Write out each entry again. Keep every word exactly as it is.

— START OF Task material —

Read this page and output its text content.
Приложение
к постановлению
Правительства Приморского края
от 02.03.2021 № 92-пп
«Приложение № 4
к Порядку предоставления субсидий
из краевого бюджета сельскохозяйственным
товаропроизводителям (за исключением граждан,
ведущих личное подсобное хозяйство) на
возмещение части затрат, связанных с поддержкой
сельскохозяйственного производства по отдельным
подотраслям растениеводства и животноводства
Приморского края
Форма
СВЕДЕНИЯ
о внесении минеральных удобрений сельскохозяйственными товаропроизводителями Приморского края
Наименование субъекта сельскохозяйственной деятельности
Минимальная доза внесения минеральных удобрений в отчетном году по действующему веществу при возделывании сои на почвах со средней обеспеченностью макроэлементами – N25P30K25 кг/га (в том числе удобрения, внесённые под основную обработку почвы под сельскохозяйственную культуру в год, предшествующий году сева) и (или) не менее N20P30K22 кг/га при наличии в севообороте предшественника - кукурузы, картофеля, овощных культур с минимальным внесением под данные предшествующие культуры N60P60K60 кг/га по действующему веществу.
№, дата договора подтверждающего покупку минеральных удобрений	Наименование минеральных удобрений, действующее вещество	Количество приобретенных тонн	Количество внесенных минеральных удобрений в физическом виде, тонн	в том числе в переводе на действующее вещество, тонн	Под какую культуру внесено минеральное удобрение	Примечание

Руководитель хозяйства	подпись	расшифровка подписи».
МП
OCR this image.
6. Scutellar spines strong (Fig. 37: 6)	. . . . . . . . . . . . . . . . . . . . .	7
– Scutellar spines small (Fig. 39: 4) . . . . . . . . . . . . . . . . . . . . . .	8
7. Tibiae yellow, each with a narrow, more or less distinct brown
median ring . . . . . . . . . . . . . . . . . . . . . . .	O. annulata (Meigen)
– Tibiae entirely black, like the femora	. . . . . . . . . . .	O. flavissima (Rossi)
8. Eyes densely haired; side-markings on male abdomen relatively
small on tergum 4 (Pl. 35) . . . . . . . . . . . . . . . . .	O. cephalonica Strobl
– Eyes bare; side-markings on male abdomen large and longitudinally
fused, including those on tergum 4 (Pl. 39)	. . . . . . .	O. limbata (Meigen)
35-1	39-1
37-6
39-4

— END OF Task material —

#### Solution
Read this page and output its text content.
Приложение
к постановлению
Правительства Приморского края
от 02.03.2021 № 92-пп
«Приложение № 4
к Порядку предоставления субсидий
из краевого бюджета сельскохозяйственным
товаропроизводителям (за исключением граждан,
ведущих личное подсобное хозяйство) на
возмещение части затрат, связанных с поддержкой
сельскохозяйственного производства по отдельным
подотраслям растениеводства и животноводства
Приморского края
Форма
СВЕДЕНИЯ
о внесении минеральных удобрений сельскохозяйственными товаропроизводителями Приморского края
Наименование субъекта сельскохозяйственной деятельности
Минимальная доза внесения минеральных удобрений в отчетном году по действующему веществу при возделывании сои на почвах со средней обеспеченностью макроэлементами – N25P30K25 кг/га (в том числе удобрения, внесённые под основную обработку почвы под сельскохозяйственную культуру в год, предшествующий году сева) и (или) не менее N20P30K22 кг/га при наличии в севообороте предшественника - кукурузы, картофеля, овощных культур с минимальным внесением под данные предшествующие культуры N60P60K60 кг/га по действующему веществу.
№, дата договора подтверждающего покупку минеральных удобрений	Наименование минеральных удобрений, действующее вещество	Количество приобретенных тонн	Количество внесенных минеральных удобрений в физическом виде, тонн	в том числе в переводе на действующее вещество, тонн	Под какую культуру внесено минеральное удобрение	Примечание

Руководитель хозяйства	подпись	расшифровка подписи».
МП
OCR this image.
6. Scutellar spines strong (Fig. 37: 6)	. . . . . . . . . . . . . . . . . . . . .	7
– Scutellar spines small (Fig. 39: 4) . . . . . . . . . . . . . . . . . . . . . .	8
7. Tibiae yellow, each with a narrow, more or less distinct brown
median ring . . . . . . . . . . . . . . . . . . . . . . .	O. annulata (Meigen)
– Tibiae entirely black, like the femora	. . . . . . . . . . .	O. flavissima (Rossi)
8. Eyes densely haired; side-markings on male abdomen relatively
small on tergum 4 (Pl. 35) . . . . . . . . . . . . . . . . .	O. cephalonica Strobl
– Eyes bare; side-markings on male abdomen large and longitudinally
fused, including those on tergum 4 (Pl. 39)	. . . . . . .	O. limbata (Meigen)
35-1	39-1
37-6
39-4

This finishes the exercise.